» **What is required**: Below is a listing; write it out exactly and drop any images from it.

:::

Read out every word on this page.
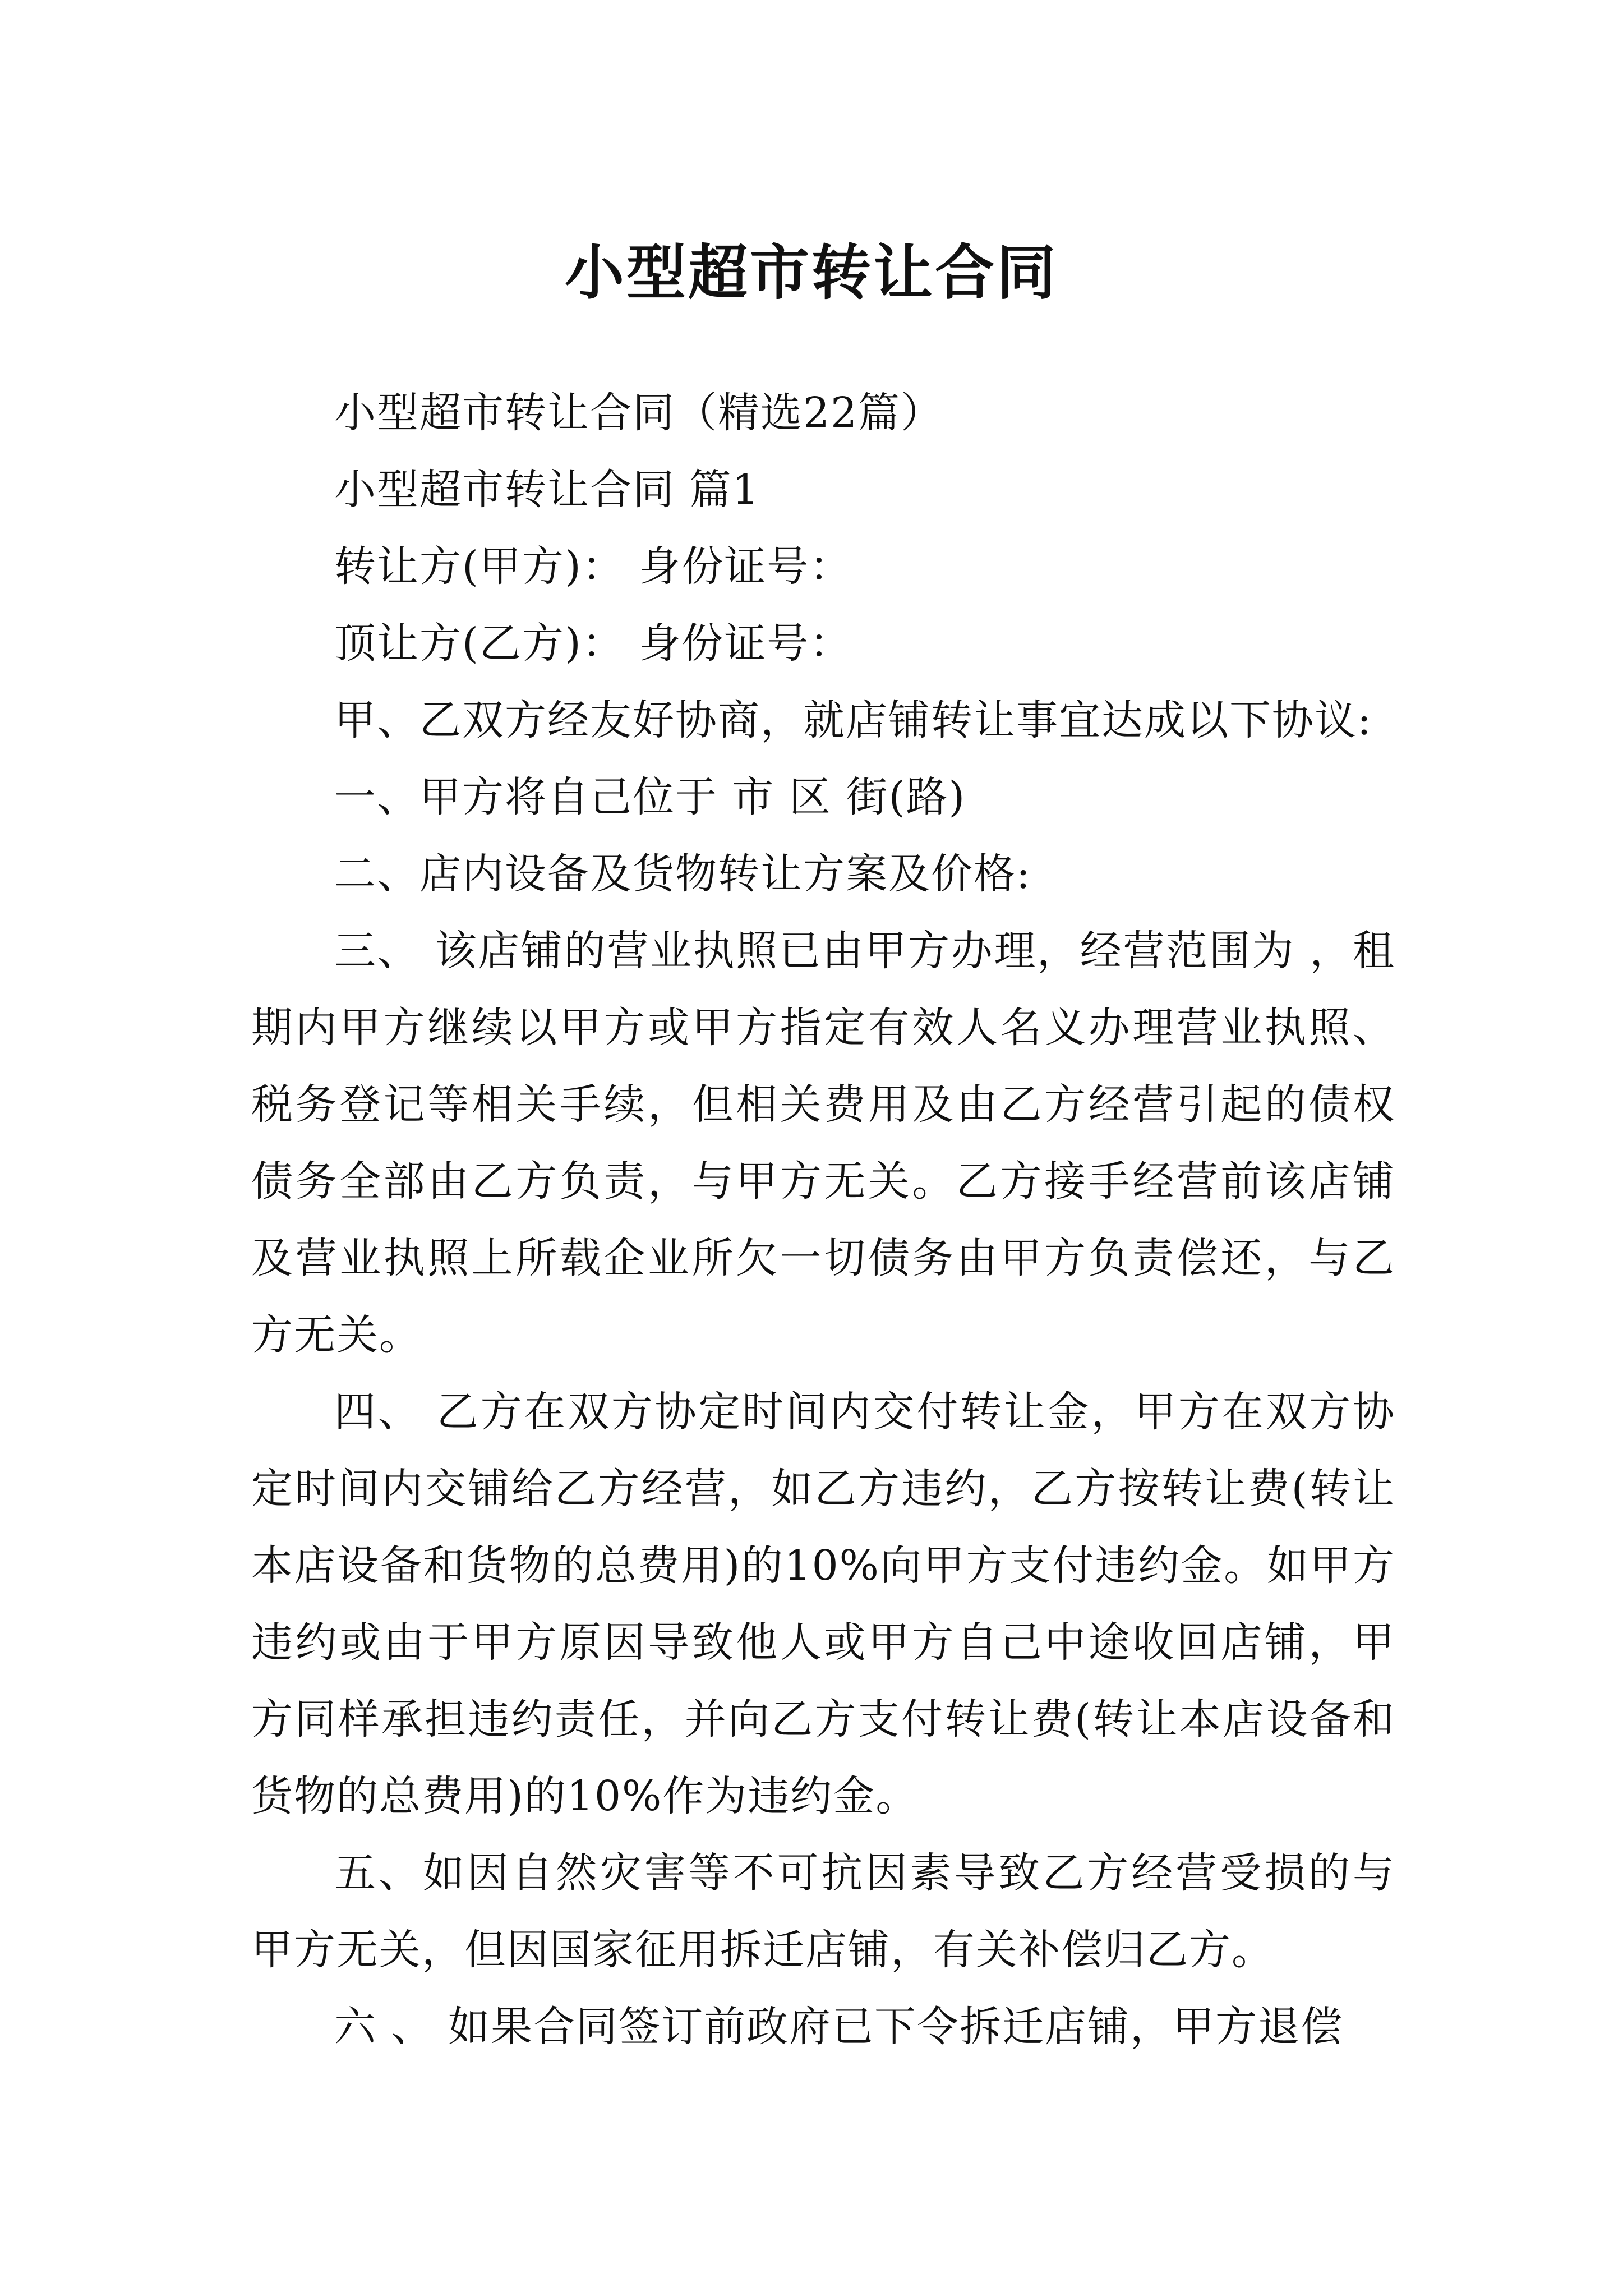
小型超市转让合同

小型超市转让合同（精选22篇）

小型超市转让合同 篇1

转让方(甲方)： 身份证号：

顶让方(乙方)： 身份证号：

甲、乙双方经友好协商，就店铺转让事宜达成以下协议:

一、甲方将自己位于 市 区 街(路)

二、店内设备及货物转让方案及价格:

三、 该店铺的营业执照已由甲方办理，经营范围为 ，租期内甲方继续以甲方或甲方指定有效人名义办理营业执照、税务登记等相关手续，但相关费用及由乙方经营引起的债权债务全部由乙方负责，与甲方无关。乙方接手经营前该店铺及营业执照上所载企业所欠一切债务由甲方负责偿还，与乙方无关。

四、 乙方在双方协定时间内交付转让金，甲方在双方协定时间内交铺给乙方经营，如乙方违约，乙方按转让费(转让本店设备和货物的总费用)的10%向甲方支付违约金。如甲方违约或由于甲方原因导致他人或甲方自己中途收回店铺，甲方同样承担违约责任，并向乙方支付转让费(转让本店设备和货物的总费用)的10%作为违约金。

五、如因自然灾害等不可抗因素导致乙方经营受损的与甲方无关，但因国家征用拆迁店铺，有关补偿归乙方。

六 、 如果合同签订前政府已下令拆迁店铺，甲方退偿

:::

» **Solution**:
Read out every word on this page.
小型超市转让合同

小型超市转让合同（精选22篇）

小型超市转让合同 篇1

转让方(甲方)： 身份证号：

顶让方(乙方)： 身份证号：

甲、乙双方经友好协商，就店铺转让事宜达成以下协议:

一、甲方将自己位于 市 区 街(路)

二、店内设备及货物转让方案及价格:

三、 该店铺的营业执照已由甲方办理，经营范围为 ，租期内甲方继续以甲方或甲方指定有效人名义办理营业执照、税务登记等相关手续，但相关费用及由乙方经营引起的债权债务全部由乙方负责，与甲方无关。乙方接手经营前该店铺及营业执照上所载企业所欠一切债务由甲方负责偿还，与乙方无关。

四、 乙方在双方协定时间内交付转让金，甲方在双方协定时间内交铺给乙方经营，如乙方违约，乙方按转让费(转让本店设备和货物的总费用)的10%向甲方支付违约金。如甲方违约或由于甲方原因导致他人或甲方自己中途收回店铺，甲方同样承担违约责任，并向乙方支付转让费(转让本店设备和货物的总费用)的10%作为违约金。

五、如因自然灾害等不可抗因素导致乙方经营受损的与甲方无关，但因国家征用拆迁店铺，有关补偿归乙方。

六 、 如果合同签订前政府已下令拆迁店铺，甲方退偿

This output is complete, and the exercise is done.